**What the exercise asks:**
Go to the line that contains "Read out every word on this page.", then write out that line and all that follow to the end of the listing, exactly and without pictures.

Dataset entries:
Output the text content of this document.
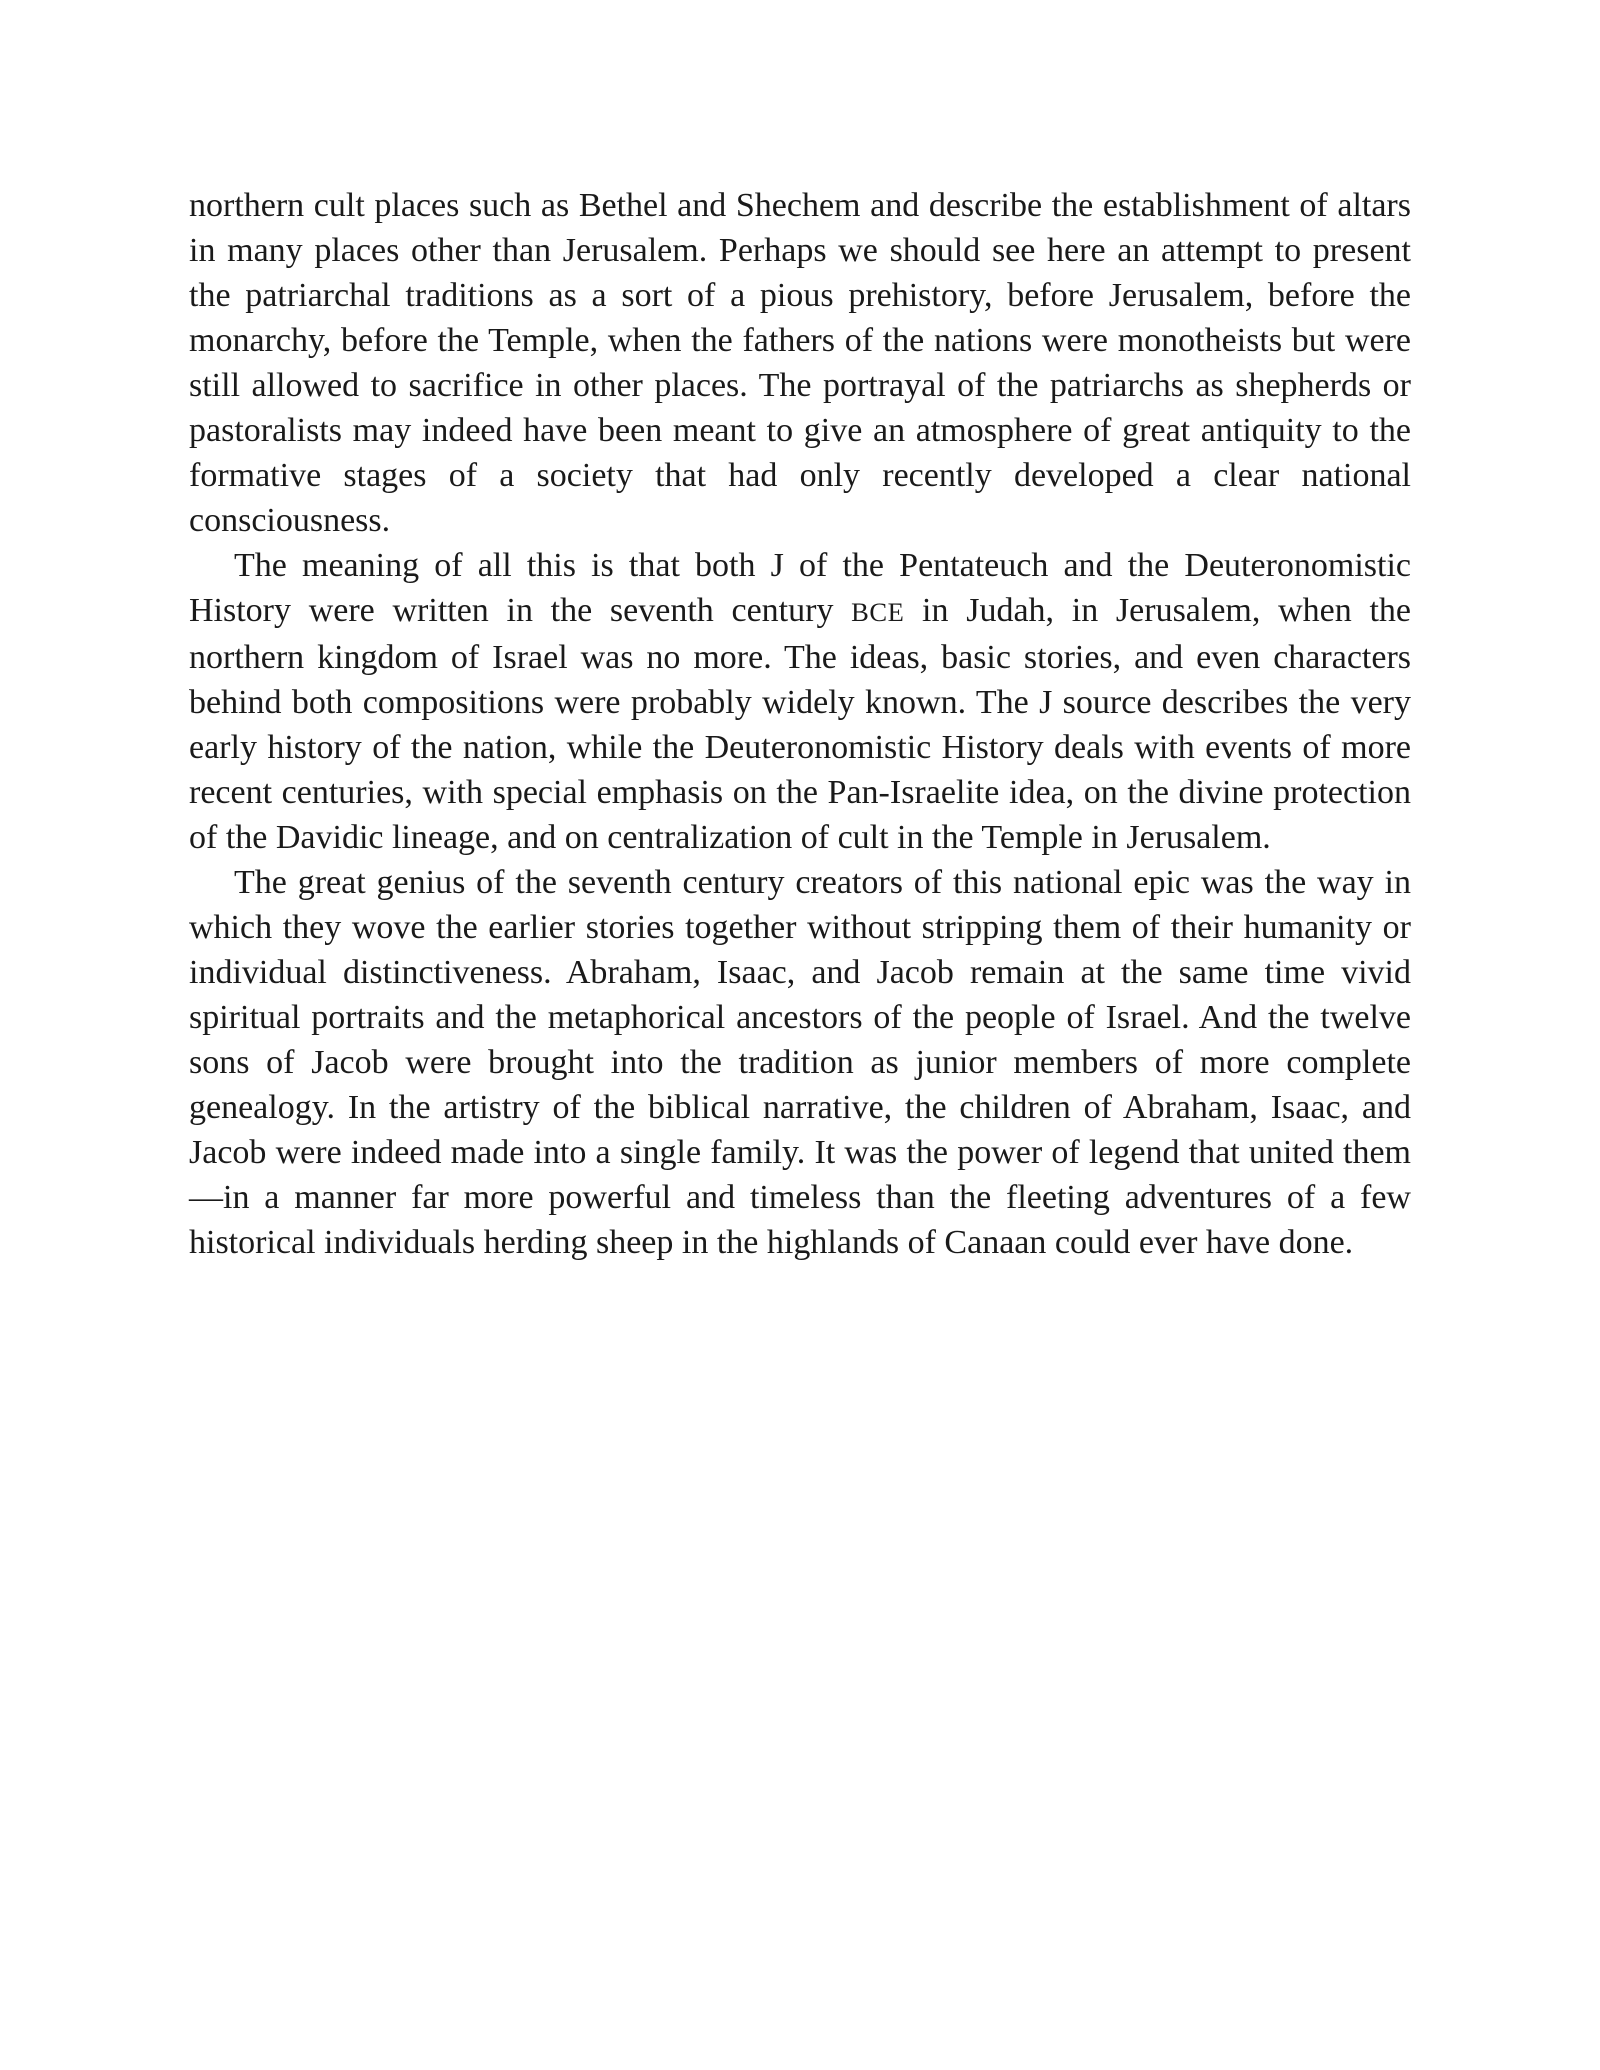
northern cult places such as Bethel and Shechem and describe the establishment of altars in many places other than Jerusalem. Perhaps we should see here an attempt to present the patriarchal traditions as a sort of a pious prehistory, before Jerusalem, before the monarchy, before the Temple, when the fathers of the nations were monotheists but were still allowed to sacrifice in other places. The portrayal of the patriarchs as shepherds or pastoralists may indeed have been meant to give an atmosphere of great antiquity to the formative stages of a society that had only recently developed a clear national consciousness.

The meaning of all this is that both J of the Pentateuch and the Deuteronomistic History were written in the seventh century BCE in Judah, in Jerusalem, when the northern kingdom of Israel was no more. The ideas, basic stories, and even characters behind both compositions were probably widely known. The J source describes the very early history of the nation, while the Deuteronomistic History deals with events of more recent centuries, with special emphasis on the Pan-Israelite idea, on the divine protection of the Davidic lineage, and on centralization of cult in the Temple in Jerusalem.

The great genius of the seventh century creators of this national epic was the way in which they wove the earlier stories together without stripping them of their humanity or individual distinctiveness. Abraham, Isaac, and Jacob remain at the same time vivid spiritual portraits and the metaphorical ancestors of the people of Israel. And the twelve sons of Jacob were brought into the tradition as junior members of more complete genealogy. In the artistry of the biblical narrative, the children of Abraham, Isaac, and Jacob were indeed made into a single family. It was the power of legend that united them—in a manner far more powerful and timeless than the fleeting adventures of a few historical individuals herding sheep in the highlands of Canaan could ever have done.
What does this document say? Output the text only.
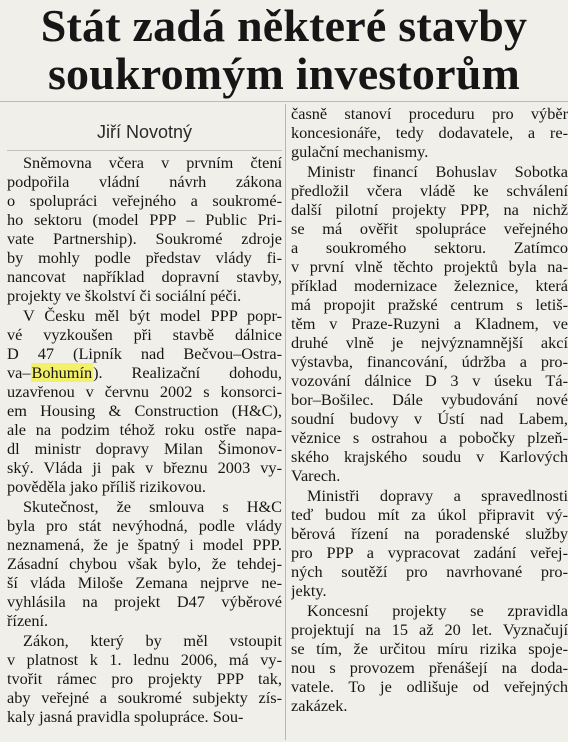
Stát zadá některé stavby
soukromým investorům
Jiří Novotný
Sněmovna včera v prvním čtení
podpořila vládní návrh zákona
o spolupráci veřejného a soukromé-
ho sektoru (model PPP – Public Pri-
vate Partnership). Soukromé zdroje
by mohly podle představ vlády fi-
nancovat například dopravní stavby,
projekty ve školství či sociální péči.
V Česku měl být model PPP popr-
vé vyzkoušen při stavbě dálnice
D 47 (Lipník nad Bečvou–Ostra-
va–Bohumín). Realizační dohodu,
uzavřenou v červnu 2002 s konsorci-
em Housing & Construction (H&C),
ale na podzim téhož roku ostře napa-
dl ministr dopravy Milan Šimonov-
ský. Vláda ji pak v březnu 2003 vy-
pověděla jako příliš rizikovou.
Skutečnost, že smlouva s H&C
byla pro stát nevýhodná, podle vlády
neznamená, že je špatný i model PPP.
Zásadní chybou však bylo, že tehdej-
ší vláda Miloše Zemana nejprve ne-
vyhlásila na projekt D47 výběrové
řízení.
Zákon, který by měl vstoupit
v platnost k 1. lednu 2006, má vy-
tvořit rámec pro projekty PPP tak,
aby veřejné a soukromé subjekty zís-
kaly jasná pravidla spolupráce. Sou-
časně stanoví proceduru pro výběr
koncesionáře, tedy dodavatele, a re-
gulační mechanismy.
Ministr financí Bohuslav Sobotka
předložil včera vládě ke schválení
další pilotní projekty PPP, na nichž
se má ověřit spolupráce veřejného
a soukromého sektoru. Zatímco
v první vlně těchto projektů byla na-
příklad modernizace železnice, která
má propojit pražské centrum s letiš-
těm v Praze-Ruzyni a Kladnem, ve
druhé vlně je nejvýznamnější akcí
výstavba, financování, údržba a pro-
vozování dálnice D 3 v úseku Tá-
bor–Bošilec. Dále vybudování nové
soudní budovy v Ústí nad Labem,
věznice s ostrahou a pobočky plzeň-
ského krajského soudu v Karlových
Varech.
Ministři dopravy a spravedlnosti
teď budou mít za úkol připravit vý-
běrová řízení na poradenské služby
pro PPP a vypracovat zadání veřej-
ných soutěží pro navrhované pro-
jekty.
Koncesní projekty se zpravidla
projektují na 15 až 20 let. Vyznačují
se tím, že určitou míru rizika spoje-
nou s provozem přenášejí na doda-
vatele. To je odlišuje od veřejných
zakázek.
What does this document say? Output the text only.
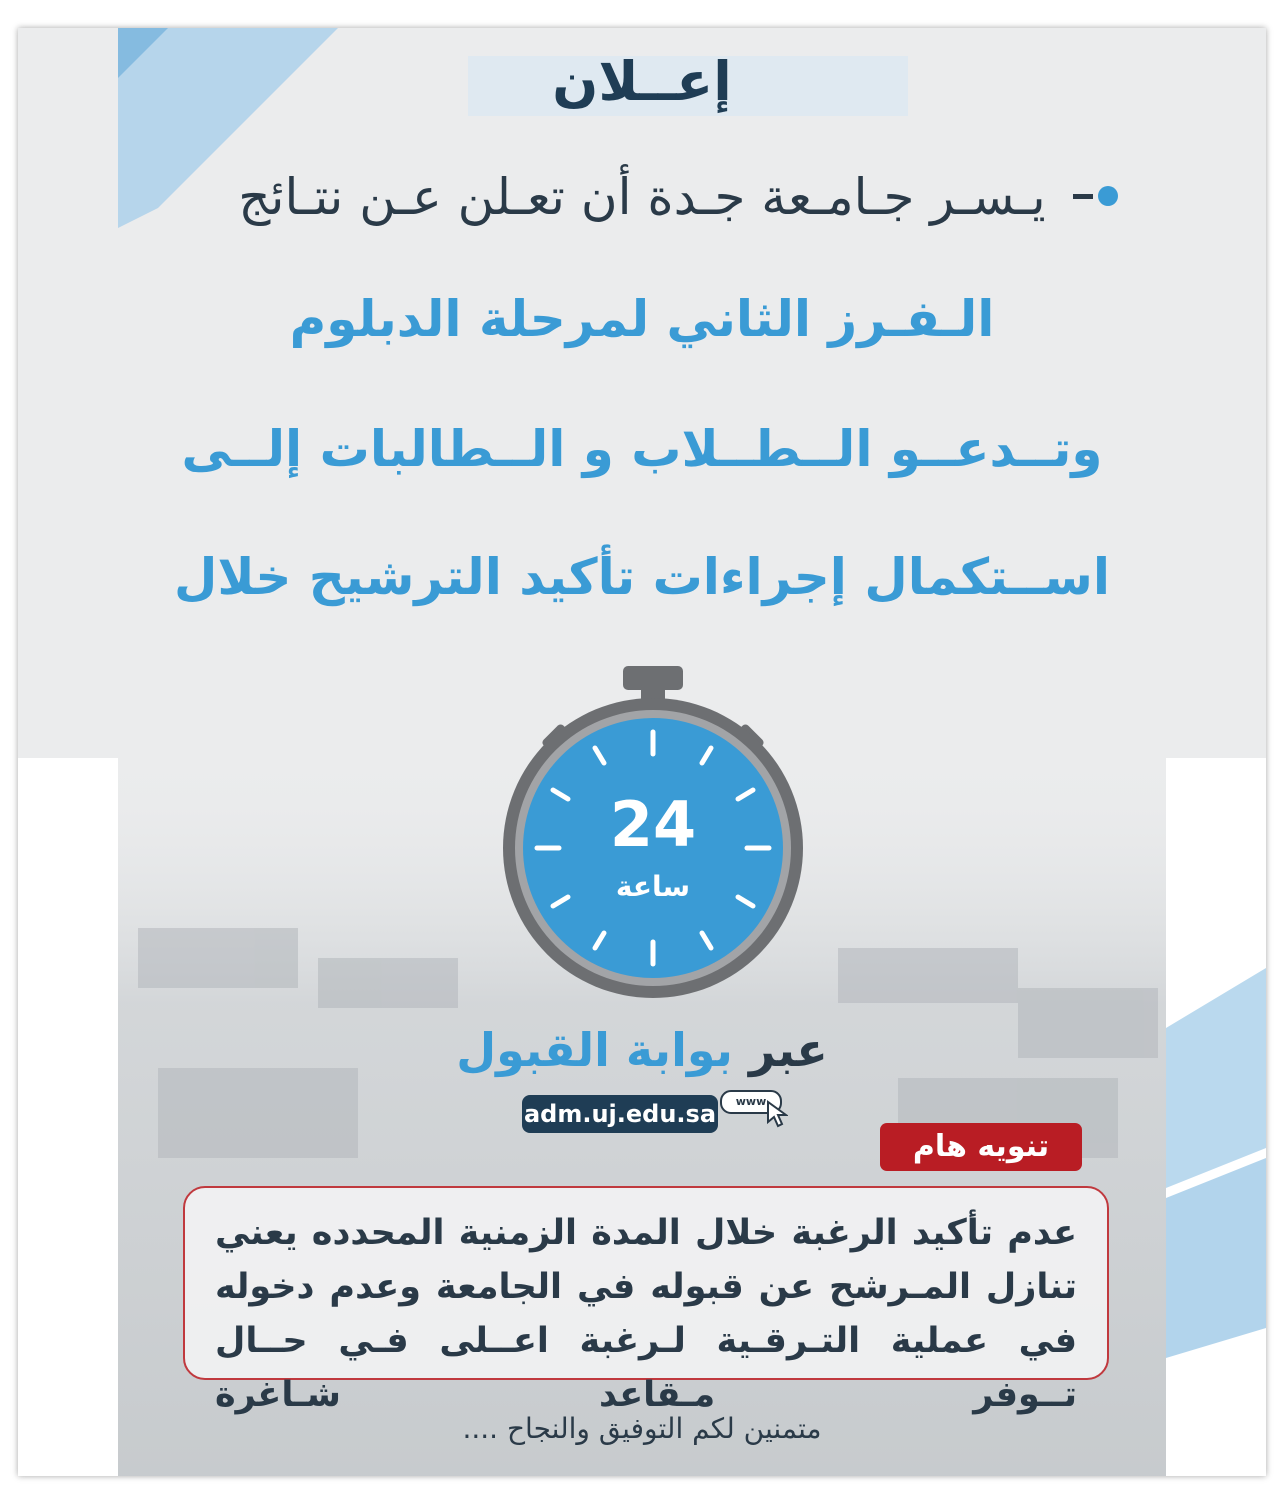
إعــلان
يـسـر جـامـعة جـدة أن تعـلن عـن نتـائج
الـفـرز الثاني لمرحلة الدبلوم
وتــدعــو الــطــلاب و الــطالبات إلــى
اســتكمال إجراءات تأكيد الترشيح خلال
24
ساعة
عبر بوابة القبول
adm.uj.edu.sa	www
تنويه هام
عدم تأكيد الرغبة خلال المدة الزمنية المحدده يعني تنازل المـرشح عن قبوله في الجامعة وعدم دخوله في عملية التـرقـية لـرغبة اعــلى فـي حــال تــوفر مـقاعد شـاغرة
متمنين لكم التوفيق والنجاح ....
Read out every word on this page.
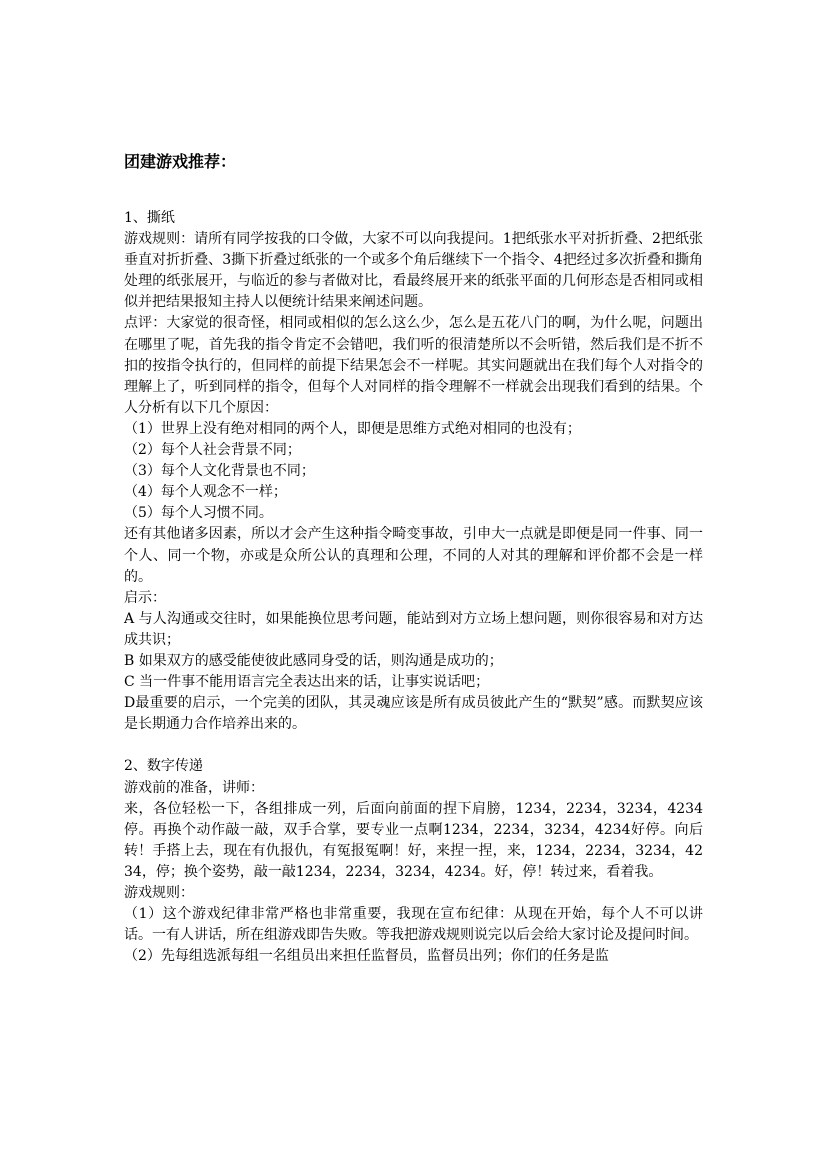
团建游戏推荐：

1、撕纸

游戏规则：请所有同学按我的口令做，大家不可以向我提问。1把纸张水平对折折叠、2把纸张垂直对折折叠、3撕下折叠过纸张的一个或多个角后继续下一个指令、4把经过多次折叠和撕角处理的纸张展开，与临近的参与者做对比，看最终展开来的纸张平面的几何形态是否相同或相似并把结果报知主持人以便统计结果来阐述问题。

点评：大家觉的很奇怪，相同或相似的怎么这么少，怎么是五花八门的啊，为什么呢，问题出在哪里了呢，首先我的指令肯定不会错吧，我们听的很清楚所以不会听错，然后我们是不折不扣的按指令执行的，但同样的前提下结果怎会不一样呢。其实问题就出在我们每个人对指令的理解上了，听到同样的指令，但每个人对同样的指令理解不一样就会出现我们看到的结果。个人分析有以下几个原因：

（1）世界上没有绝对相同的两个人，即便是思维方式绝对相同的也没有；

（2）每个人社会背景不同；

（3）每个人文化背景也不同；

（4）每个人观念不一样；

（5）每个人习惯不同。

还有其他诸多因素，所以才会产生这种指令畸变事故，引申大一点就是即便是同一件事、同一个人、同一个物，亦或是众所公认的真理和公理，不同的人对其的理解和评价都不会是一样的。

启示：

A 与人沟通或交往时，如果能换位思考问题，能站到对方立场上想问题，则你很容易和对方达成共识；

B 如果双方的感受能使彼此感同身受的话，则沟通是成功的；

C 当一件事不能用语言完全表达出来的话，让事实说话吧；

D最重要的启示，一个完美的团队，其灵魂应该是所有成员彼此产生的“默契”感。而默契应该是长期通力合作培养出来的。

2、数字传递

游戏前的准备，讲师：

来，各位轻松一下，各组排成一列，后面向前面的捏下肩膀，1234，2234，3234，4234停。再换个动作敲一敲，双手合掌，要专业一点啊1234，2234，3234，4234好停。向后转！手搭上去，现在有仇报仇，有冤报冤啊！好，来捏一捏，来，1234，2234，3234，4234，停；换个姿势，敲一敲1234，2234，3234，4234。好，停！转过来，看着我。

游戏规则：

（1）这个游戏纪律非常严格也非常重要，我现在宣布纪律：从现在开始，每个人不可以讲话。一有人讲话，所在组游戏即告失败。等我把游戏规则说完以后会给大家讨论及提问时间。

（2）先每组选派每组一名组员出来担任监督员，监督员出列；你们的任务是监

**Answer to the problem:**
Read out every word on this page.
团建游戏推荐：

1、撕纸

游戏规则：请所有同学按我的口令做，大家不可以向我提问。1把纸张水平对折折叠、2把纸张垂直对折折叠、3撕下折叠过纸张的一个或多个角后继续下一个指令、4把经过多次折叠和撕角处理的纸张展开，与临近的参与者做对比，看最终展开来的纸张平面的几何形态是否相同或相似并把结果报知主持人以便统计结果来阐述问题。

点评：大家觉的很奇怪，相同或相似的怎么这么少，怎么是五花八门的啊，为什么呢，问题出在哪里了呢，首先我的指令肯定不会错吧，我们听的很清楚所以不会听错，然后我们是不折不扣的按指令执行的，但同样的前提下结果怎会不一样呢。其实问题就出在我们每个人对指令的理解上了，听到同样的指令，但每个人对同样的指令理解不一样就会出现我们看到的结果。个人分析有以下几个原因：

（1）世界上没有绝对相同的两个人，即便是思维方式绝对相同的也没有；

（2）每个人社会背景不同；

（3）每个人文化背景也不同；

（4）每个人观念不一样；

（5）每个人习惯不同。

还有其他诸多因素，所以才会产生这种指令畸变事故，引申大一点就是即便是同一件事、同一个人、同一个物，亦或是众所公认的真理和公理，不同的人对其的理解和评价都不会是一样的。

启示：

A 与人沟通或交往时，如果能换位思考问题，能站到对方立场上想问题，则你很容易和对方达成共识；

B 如果双方的感受能使彼此感同身受的话，则沟通是成功的；

C 当一件事不能用语言完全表达出来的话，让事实说话吧；

D最重要的启示，一个完美的团队，其灵魂应该是所有成员彼此产生的“默契”感。而默契应该是长期通力合作培养出来的。

2、数字传递

游戏前的准备，讲师：

来，各位轻松一下，各组排成一列，后面向前面的捏下肩膀，1234，2234，3234，4234停。再换个动作敲一敲，双手合掌，要专业一点啊1234，2234，3234，4234好停。向后转！手搭上去，现在有仇报仇，有冤报冤啊！好，来捏一捏，来，1234，2234，3234，4234，停；换个姿势，敲一敲1234，2234，3234，4234。好，停！转过来，看着我。

游戏规则：

（1）这个游戏纪律非常严格也非常重要，我现在宣布纪律：从现在开始，每个人不可以讲话。一有人讲话，所在组游戏即告失败。等我把游戏规则说完以后会给大家讨论及提问时间。

（2）先每组选派每组一名组员出来担任监督员，监督员出列；你们的任务是监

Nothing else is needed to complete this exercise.